__Exercise task__:
Among the entries, which lines carry the string "Payment"? Copy each of them.
** start of Task inputs **
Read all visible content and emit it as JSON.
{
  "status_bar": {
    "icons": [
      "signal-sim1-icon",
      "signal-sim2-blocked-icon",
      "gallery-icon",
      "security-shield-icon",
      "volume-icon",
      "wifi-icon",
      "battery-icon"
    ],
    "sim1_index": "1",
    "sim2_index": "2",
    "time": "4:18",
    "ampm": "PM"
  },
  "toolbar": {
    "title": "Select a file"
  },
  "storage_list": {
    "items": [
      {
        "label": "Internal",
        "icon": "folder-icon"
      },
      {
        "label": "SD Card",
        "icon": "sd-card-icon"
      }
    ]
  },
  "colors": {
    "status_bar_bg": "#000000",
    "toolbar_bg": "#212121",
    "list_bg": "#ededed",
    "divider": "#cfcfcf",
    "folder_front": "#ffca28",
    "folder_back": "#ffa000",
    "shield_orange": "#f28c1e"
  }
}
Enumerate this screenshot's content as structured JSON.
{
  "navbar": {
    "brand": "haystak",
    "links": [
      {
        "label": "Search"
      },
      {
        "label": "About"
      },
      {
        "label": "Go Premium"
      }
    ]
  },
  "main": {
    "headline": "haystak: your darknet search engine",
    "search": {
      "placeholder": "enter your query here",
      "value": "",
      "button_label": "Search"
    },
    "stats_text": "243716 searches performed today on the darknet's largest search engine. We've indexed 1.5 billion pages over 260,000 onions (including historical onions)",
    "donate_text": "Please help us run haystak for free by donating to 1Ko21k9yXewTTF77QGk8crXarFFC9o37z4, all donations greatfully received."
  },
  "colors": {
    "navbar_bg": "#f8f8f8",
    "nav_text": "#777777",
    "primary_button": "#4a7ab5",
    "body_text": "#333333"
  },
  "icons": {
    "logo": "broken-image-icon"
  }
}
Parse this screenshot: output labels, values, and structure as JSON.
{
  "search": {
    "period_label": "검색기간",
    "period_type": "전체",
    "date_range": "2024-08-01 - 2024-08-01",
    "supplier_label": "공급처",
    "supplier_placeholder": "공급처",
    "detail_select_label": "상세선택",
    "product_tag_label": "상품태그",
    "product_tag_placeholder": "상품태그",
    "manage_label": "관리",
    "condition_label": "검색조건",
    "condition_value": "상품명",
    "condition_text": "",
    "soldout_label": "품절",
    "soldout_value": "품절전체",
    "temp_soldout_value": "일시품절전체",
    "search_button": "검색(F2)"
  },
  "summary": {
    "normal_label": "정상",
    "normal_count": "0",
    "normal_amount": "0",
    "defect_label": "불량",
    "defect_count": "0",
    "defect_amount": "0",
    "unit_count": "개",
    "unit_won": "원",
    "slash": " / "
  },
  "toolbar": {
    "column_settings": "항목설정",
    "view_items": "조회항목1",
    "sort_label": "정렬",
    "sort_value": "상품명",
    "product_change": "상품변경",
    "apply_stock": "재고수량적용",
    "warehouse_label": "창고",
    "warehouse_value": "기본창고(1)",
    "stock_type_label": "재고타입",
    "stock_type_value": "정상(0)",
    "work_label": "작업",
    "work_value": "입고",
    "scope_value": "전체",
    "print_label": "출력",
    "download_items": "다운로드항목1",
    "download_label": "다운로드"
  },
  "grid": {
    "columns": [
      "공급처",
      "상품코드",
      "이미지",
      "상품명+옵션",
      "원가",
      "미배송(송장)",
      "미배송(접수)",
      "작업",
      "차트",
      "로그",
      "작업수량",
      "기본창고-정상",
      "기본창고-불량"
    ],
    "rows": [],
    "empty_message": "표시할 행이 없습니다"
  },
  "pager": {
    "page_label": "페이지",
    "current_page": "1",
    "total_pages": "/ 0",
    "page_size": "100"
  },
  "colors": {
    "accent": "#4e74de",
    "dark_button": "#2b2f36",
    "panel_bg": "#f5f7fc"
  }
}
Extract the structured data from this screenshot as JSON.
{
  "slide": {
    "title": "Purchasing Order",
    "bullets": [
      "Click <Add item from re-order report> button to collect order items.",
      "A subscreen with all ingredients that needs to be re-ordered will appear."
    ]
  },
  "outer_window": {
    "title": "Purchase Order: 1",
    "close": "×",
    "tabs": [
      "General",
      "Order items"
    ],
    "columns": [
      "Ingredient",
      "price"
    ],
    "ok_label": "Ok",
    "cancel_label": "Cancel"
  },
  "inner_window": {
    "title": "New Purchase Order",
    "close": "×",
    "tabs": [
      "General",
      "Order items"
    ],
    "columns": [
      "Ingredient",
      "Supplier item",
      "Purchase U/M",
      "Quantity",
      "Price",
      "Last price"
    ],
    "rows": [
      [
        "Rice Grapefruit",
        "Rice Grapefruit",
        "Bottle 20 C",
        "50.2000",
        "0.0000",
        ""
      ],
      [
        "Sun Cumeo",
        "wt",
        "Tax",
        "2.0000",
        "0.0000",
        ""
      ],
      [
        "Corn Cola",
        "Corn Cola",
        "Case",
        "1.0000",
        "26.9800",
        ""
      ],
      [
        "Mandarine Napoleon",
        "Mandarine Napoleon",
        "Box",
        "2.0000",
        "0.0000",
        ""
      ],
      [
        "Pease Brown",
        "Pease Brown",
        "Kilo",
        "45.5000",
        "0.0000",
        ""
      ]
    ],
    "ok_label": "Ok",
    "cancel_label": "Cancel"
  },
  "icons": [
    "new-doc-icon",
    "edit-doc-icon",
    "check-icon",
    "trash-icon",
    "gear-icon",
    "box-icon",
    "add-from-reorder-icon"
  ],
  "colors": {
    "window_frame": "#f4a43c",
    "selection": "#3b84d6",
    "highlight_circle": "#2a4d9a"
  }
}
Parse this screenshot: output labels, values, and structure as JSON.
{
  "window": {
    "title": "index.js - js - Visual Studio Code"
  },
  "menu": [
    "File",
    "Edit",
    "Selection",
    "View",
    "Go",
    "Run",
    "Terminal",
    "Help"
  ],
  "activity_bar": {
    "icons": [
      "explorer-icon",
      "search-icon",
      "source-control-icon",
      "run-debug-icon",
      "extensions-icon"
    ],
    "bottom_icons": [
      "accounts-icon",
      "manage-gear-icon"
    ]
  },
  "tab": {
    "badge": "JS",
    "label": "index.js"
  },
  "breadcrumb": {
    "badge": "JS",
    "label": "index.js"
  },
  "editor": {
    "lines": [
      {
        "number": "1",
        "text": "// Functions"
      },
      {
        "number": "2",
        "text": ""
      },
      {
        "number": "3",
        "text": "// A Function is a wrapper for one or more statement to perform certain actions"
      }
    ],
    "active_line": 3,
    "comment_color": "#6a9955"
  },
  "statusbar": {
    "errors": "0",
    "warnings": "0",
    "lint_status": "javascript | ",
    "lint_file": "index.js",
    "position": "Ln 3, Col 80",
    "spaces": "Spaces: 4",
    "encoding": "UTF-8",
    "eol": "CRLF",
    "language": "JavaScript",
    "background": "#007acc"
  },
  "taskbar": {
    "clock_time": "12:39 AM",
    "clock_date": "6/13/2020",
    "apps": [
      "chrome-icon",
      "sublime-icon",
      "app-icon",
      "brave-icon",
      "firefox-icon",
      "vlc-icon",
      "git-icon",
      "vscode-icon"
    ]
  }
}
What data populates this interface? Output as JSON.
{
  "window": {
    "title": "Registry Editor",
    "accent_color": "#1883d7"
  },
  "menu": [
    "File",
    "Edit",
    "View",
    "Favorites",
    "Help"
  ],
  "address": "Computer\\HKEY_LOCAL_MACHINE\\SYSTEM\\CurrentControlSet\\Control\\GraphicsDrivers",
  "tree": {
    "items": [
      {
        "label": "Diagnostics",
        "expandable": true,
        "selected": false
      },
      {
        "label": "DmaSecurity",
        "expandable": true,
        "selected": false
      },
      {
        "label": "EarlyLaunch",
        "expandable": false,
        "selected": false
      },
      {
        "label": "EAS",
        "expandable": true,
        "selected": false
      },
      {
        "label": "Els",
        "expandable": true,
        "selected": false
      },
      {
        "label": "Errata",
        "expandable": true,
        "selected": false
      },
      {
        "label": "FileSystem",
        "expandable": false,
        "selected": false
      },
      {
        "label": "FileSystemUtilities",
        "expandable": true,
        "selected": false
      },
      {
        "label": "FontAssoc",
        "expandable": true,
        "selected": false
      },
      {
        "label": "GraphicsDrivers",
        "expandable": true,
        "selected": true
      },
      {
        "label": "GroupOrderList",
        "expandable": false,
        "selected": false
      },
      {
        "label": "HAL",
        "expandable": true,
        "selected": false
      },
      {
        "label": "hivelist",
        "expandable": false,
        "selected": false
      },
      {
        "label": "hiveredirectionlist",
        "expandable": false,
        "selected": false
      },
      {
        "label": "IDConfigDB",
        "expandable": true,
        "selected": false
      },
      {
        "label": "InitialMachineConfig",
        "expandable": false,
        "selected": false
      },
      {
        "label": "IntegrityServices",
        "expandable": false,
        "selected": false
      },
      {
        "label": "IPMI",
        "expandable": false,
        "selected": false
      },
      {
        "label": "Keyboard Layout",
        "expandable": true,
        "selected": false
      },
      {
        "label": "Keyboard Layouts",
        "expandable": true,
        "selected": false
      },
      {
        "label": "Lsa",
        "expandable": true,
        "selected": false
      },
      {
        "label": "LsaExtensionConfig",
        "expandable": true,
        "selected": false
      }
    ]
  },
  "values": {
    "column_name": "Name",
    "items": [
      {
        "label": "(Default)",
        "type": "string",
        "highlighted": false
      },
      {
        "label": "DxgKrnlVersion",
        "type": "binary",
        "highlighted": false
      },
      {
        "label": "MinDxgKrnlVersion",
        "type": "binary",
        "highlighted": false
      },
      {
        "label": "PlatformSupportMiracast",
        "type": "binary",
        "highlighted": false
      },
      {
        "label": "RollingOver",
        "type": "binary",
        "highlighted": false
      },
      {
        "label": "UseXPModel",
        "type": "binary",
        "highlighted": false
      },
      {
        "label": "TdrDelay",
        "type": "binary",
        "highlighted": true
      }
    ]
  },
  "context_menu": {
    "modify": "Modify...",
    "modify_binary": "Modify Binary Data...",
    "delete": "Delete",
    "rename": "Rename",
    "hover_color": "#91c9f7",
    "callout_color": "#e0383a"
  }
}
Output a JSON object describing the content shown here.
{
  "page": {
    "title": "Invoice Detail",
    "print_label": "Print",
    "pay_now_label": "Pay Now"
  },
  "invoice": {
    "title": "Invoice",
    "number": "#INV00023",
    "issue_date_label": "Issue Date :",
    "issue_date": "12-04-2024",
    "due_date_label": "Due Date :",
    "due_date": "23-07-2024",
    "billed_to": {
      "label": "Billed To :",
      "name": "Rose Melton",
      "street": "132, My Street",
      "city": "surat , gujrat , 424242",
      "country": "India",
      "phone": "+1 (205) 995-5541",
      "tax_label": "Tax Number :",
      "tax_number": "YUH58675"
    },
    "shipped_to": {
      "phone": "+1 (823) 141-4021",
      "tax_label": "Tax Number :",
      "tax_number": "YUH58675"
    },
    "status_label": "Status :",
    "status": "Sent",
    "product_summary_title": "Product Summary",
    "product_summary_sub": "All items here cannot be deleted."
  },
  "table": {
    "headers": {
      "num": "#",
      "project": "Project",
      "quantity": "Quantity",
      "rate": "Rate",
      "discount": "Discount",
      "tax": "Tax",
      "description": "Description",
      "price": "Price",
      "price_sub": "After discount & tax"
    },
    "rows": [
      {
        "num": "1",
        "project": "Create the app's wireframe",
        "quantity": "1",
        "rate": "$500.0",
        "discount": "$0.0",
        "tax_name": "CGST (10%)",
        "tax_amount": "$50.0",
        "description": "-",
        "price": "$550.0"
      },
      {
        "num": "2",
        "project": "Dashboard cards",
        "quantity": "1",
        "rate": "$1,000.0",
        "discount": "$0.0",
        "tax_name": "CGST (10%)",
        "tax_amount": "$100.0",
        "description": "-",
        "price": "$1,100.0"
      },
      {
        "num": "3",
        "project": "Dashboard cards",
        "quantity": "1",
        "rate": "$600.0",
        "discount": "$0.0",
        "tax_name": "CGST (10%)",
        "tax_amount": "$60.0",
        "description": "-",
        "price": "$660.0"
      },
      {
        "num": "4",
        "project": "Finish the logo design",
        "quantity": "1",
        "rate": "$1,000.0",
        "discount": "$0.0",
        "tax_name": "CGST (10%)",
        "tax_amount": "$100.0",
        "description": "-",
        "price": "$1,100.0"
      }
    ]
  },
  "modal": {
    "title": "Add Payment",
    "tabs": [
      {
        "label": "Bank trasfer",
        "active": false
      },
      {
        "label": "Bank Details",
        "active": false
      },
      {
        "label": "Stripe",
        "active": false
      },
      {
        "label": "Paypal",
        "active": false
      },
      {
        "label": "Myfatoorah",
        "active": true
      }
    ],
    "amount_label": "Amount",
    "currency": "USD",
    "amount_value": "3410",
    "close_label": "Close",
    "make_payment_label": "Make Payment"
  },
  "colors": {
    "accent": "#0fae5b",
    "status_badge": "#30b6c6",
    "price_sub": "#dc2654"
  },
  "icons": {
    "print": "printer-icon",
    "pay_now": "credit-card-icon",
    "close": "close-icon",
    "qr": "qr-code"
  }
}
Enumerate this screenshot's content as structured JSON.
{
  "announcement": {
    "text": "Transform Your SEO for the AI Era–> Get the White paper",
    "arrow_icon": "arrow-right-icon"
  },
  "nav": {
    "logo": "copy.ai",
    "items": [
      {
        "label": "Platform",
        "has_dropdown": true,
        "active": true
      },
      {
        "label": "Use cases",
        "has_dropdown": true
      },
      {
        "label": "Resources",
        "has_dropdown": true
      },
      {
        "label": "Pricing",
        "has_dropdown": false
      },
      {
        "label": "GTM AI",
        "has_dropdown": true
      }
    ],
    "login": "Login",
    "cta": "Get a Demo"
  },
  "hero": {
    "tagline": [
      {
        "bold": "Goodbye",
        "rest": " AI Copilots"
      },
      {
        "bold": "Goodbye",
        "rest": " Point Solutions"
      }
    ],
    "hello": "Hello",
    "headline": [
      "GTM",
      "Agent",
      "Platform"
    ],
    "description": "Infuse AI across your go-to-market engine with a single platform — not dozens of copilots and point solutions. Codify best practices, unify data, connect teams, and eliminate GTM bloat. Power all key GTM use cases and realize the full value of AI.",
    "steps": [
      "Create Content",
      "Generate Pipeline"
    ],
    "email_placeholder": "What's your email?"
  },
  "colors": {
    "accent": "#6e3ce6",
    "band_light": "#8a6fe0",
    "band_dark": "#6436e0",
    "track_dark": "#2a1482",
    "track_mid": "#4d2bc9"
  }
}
** end of Task inputs **
__The answer__:
    "title": "Add Payment",
    "make_payment_label": "Make Payment"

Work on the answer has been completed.